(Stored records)
◆ ◆ ◆ ◆
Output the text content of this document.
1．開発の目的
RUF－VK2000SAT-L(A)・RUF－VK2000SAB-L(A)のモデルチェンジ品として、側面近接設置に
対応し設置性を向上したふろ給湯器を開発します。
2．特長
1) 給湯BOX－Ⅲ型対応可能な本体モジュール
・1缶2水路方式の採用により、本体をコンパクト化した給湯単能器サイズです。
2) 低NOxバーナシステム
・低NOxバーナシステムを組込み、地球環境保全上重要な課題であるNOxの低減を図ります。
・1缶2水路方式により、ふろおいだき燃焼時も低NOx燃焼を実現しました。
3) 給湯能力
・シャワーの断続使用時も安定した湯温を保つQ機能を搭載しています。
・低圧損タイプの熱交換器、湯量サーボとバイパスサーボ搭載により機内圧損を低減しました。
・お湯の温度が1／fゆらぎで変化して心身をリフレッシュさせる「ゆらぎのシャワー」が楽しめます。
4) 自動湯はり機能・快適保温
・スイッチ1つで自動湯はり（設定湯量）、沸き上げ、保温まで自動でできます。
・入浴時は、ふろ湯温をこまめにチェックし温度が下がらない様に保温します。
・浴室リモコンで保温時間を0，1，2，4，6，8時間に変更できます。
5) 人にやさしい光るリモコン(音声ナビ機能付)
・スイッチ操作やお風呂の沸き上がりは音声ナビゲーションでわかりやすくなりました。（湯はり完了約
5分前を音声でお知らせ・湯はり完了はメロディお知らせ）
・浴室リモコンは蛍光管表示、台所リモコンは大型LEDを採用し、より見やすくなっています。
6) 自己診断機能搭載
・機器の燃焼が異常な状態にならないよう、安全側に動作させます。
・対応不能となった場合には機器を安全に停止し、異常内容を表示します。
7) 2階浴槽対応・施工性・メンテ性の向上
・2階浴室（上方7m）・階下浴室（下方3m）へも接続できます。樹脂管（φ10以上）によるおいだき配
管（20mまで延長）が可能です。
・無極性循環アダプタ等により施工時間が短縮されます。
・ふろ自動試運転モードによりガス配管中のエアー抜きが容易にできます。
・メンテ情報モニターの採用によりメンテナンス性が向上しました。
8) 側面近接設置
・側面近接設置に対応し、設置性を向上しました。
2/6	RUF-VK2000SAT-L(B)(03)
◆ ◆ ◆ ◆
* **Brief**
Without leaving anything out, give the entries again exactly.

* **Exercise solution**
Output the text content of this document.
1．開発の目的
RUF－VK2000SAT-L(A)・RUF－VK2000SAB-L(A)のモデルチェンジ品として、側面近接設置に
対応し設置性を向上したふろ給湯器を開発します。
2．特長
1) 給湯BOX－Ⅲ型対応可能な本体モジュール
・1缶2水路方式の採用により、本体をコンパクト化した給湯単能器サイズです。
2) 低NOxバーナシステム
・低NOxバーナシステムを組込み、地球環境保全上重要な課題であるNOxの低減を図ります。
・1缶2水路方式により、ふろおいだき燃焼時も低NOx燃焼を実現しました。
3) 給湯能力
・シャワーの断続使用時も安定した湯温を保つQ機能を搭載しています。
・低圧損タイプの熱交換器、湯量サーボとバイパスサーボ搭載により機内圧損を低減しました。
・お湯の温度が1／fゆらぎで変化して心身をリフレッシュさせる「ゆらぎのシャワー」が楽しめます。
4) 自動湯はり機能・快適保温
・スイッチ1つで自動湯はり（設定湯量）、沸き上げ、保温まで自動でできます。
・入浴時は、ふろ湯温をこまめにチェックし温度が下がらない様に保温します。
・浴室リモコンで保温時間を0，1，2，4，6，8時間に変更できます。
5) 人にやさしい光るリモコン(音声ナビ機能付)
・スイッチ操作やお風呂の沸き上がりは音声ナビゲーションでわかりやすくなりました。（湯はり完了約
5分前を音声でお知らせ・湯はり完了はメロディお知らせ）
・浴室リモコンは蛍光管表示、台所リモコンは大型LEDを採用し、より見やすくなっています。
6) 自己診断機能搭載
・機器の燃焼が異常な状態にならないよう、安全側に動作させます。
・対応不能となった場合には機器を安全に停止し、異常内容を表示します。
7) 2階浴槽対応・施工性・メンテ性の向上
・2階浴室（上方7m）・階下浴室（下方3m）へも接続できます。樹脂管（φ10以上）によるおいだき配
管（20mまで延長）が可能です。
・無極性循環アダプタ等により施工時間が短縮されます。
・ふろ自動試運転モードによりガス配管中のエアー抜きが容易にできます。
・メンテ情報モニターの採用によりメンテナンス性が向上しました。
8) 側面近接設置
・側面近接設置に対応し、設置性を向上しました。
2/6	RUF-VK2000SAT-L(B)(03)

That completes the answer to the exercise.